Task to complete →
Tally every line featuring "succession", then give that tally alone.

Listing →

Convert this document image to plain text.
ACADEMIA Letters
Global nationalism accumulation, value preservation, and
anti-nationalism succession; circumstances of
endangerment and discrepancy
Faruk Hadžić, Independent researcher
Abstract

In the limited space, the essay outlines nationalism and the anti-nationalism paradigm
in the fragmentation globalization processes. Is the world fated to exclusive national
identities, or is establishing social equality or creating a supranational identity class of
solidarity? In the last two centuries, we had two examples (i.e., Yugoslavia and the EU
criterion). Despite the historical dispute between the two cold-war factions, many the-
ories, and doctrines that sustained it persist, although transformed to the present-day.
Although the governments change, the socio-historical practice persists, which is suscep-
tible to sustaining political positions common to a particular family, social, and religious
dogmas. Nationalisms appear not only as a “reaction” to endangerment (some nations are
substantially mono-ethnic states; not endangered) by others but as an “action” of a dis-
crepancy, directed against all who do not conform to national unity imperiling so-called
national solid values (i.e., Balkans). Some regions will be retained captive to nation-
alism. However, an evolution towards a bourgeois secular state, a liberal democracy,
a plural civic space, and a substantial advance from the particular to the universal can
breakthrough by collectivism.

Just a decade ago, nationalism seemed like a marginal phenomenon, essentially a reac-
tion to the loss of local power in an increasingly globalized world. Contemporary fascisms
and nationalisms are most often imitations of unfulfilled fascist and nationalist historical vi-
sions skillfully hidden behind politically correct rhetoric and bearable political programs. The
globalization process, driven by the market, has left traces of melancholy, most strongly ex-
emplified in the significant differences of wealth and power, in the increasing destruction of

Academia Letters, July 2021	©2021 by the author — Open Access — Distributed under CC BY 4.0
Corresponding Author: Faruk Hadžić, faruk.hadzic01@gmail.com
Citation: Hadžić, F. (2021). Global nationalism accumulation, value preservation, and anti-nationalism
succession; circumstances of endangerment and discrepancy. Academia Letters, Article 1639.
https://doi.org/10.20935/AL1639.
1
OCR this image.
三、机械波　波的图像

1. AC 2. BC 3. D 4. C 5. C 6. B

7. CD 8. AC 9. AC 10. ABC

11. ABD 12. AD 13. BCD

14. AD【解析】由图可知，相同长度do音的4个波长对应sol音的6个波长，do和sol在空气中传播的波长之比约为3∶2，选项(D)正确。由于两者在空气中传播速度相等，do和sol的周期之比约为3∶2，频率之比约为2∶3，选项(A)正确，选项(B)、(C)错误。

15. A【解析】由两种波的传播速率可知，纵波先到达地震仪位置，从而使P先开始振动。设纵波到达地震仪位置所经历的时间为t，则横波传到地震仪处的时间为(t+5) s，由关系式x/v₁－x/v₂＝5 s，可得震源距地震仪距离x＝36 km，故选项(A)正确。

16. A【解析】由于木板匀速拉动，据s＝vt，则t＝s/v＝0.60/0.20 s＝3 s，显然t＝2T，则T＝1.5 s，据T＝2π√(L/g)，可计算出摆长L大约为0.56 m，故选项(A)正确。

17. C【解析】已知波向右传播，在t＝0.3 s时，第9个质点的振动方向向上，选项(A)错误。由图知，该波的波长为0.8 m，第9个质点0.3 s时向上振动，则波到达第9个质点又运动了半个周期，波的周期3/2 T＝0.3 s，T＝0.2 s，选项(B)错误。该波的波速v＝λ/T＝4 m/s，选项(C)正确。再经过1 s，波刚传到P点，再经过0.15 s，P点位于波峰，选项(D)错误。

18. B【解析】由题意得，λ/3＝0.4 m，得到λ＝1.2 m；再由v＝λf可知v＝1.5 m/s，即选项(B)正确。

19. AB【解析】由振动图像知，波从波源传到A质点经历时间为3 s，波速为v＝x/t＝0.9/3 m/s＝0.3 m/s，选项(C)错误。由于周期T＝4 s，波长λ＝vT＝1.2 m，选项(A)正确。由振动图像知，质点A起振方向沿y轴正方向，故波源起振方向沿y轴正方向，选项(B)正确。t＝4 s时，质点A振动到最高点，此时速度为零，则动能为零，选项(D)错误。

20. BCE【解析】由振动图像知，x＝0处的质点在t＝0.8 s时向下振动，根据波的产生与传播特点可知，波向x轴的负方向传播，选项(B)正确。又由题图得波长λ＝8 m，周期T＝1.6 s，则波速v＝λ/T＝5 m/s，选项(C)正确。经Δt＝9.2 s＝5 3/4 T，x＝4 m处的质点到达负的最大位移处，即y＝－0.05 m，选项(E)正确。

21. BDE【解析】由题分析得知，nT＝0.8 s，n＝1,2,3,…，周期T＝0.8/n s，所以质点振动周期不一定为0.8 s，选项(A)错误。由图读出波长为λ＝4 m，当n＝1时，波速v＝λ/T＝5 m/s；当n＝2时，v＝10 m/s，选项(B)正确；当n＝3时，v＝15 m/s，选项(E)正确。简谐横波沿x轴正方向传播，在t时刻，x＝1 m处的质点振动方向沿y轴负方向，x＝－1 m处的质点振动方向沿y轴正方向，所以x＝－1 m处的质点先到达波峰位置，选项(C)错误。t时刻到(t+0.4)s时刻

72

Reply →
2